## Your task:
Convert every line of the data below into a Markdown table with two columns, Row for the row number and Text for the line itself. Leave out any blank lines.

start The input

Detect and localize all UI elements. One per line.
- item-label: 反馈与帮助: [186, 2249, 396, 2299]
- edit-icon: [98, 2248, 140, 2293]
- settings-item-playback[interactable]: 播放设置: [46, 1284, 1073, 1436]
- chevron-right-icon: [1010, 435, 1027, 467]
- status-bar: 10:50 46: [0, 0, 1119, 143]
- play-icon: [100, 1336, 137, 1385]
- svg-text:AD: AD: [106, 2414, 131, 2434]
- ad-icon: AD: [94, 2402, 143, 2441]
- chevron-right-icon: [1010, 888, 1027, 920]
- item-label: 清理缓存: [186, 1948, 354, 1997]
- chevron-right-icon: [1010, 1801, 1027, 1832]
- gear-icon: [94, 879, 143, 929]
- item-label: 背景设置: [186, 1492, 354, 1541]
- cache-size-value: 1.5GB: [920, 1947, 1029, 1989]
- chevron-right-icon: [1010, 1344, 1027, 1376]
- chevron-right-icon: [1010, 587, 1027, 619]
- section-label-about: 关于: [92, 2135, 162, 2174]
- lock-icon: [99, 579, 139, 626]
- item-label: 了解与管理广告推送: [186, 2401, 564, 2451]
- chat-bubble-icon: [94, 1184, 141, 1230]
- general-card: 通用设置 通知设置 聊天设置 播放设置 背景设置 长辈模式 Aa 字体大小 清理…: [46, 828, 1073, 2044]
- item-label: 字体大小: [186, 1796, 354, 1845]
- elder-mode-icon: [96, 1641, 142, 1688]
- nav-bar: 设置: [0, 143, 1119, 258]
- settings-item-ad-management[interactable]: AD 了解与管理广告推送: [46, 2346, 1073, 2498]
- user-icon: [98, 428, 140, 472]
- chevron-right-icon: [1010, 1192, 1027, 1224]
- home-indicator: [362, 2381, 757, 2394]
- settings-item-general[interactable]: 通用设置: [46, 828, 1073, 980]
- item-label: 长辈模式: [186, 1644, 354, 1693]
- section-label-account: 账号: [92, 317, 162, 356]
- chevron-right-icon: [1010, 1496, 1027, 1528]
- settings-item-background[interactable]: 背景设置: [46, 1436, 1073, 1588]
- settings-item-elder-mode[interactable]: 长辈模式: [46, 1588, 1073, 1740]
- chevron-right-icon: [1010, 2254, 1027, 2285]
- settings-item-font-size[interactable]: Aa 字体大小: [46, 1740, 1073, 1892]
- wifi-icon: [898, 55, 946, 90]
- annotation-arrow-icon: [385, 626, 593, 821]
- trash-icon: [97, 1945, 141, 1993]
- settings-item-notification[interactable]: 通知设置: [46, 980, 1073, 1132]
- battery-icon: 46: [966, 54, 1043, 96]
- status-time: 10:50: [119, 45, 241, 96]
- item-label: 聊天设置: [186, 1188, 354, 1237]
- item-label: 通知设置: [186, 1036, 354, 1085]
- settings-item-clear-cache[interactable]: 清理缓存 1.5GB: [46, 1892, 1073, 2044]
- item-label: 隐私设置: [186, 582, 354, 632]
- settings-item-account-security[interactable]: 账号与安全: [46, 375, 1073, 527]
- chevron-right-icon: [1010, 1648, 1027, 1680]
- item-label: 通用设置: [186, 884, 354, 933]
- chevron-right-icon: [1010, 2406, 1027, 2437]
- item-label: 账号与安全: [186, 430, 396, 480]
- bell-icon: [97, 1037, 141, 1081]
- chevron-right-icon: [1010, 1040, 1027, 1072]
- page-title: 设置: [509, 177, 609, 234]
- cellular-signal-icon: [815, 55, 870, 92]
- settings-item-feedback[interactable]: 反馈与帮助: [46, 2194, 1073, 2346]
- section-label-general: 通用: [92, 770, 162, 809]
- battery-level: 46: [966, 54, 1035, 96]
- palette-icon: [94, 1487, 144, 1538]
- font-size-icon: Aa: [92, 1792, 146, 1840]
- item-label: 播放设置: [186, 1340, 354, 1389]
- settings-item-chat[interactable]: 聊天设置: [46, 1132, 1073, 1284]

end The input

## Written response:
| Row | Text |
|---|---|
| 1 | Detect and localize all UI elements. One per line. |
| 2 | - item-label: 反馈与帮助: [186, 2249, 396, 2299] |
| 3 | - edit-icon: [98, 2248, 140, 2293] |
| 4 | - settings-item-playback[interactable]: 播放设置: [46, 1284, 1073, 1436] |
| 5 | - chevron-right-icon: [1010, 435, 1027, 467] |
| 6 | - status-bar: 10:50 46: [0, 0, 1119, 143] |
| 7 | - play-icon: [100, 1336, 137, 1385] |
| 8 | - svg-text:AD: AD: [106, 2414, 131, 2434] |
| 9 | - ad-icon: AD: [94, 2402, 143, 2441] |
| 10 | - chevron-right-icon: [1010, 888, 1027, 920] |
| 11 | - item-label: 清理缓存: [186, 1948, 354, 1997] |
| 12 | - chevron-right-icon: [1010, 1801, 1027, 1832] |
| 13 | - gear-icon: [94, 879, 143, 929] |
| 14 | - item-label: 背景设置: [186, 1492, 354, 1541] |
| 15 | - cache-size-value: 1.5GB: [920, 1947, 1029, 1989] |
| 16 | - chevron-right-icon: [1010, 1344, 1027, 1376] |
| 17 | - chevron-right-icon: [1010, 587, 1027, 619] |
| 18 | - section-label-about: 关于: [92, 2135, 162, 2174] |
| 19 | - lock-icon: [99, 579, 139, 626] |
| 20 | - item-label: 了解与管理广告推送: [186, 2401, 564, 2451] |
| 21 | - chat-bubble-icon: [94, 1184, 141, 1230] |
| 22 | - general-card: 通用设置 通知设置 聊天设置 播放设置 背景设置 长辈模式 Aa 字体大小 清理…: [46, 828, 1073, 2044] |
| 23 | - item-label: 字体大小: [186, 1796, 354, 1845] |
| 24 | - elder-mode-icon: [96, 1641, 142, 1688] |
| 25 | - nav-bar: 设置: [0, 143, 1119, 258] |
| 26 | - settings-item-ad-management[interactable]: AD 了解与管理广告推送: [46, 2346, 1073, 2498] |
| 27 | - user-icon: [98, 428, 140, 472] |
| 28 | - chevron-right-icon: [1010, 1192, 1027, 1224] |
| 29 | - home-indicator: [362, 2381, 757, 2394] |
| 30 | - settings-item-general[interactable]: 通用设置: [46, 828, 1073, 980] |
| 31 | - item-label: 长辈模式: [186, 1644, 354, 1693] |
| 32 | - section-label-account: 账号: [92, 317, 162, 356] |
| 33 | - chevron-right-icon: [1010, 1496, 1027, 1528] |
| 34 | - settings-item-background[interactable]: 背景设置: [46, 1436, 1073, 1588] |
| 35 | - settings-item-elder-mode[interactable]: 长辈模式: [46, 1588, 1073, 1740] |
| 36 | - chevron-right-icon: [1010, 2254, 1027, 2285] |
| 37 | - settings-item-font-size[interactable]: Aa 字体大小: [46, 1740, 1073, 1892] |
| 38 | - wifi-icon: [898, 55, 946, 90] |
| 39 | - annotation-arrow-icon: [385, 626, 593, 821] |
| 40 | - trash-icon: [97, 1945, 141, 1993] |
| 41 | - settings-item-notification[interactable]: 通知设置: [46, 980, 1073, 1132] |
| 42 | - battery-icon: 46: [966, 54, 1043, 96] |
| 43 | - status-time: 10:50: [119, 45, 241, 96] |
| 44 | - item-label: 聊天设置: [186, 1188, 354, 1237] |
| 45 | - item-label: 通知设置: [186, 1036, 354, 1085] |
| 46 | - settings-item-clear-cache[interactable]: 清理缓存 1.5GB: [46, 1892, 1073, 2044] |
| 47 | - item-label: 隐私设置: [186, 582, 354, 632] |
| 48 | - settings-item-account-security[interactable]: 账号与安全: [46, 375, 1073, 527] |
| 49 | - chevron-right-icon: [1010, 1648, 1027, 1680] |
| 50 | - item-label: 通用设置: [186, 884, 354, 933] |
| 51 | - chevron-right-icon: [1010, 2406, 1027, 2437] |
| 52 | - item-label: 账号与安全: [186, 430, 396, 480] |
| 53 | - bell-icon: [97, 1037, 141, 1081] |
| 54 | - chevron-right-icon: [1010, 1040, 1027, 1072] |
| 55 | - page-title: 设置: [509, 177, 609, 234] |
| 56 | - cellular-signal-icon: [815, 55, 870, 92] |
| 57 | - settings-item-feedback[interactable]: 反馈与帮助: [46, 2194, 1073, 2346] |
| 58 | - section-label-general: 通用: [92, 770, 162, 809] |
| 59 | - battery-level: 46: [966, 54, 1035, 96] |
| 60 | - palette-icon: [94, 1487, 144, 1538] |
| 61 | - font-size-icon: Aa: [92, 1792, 146, 1840] |
| 62 | - item-label: 播放设置: [186, 1340, 354, 1389] |
| 63 | - settings-item-chat[interactable]: 聊天设置: [46, 1132, 1073, 1284] |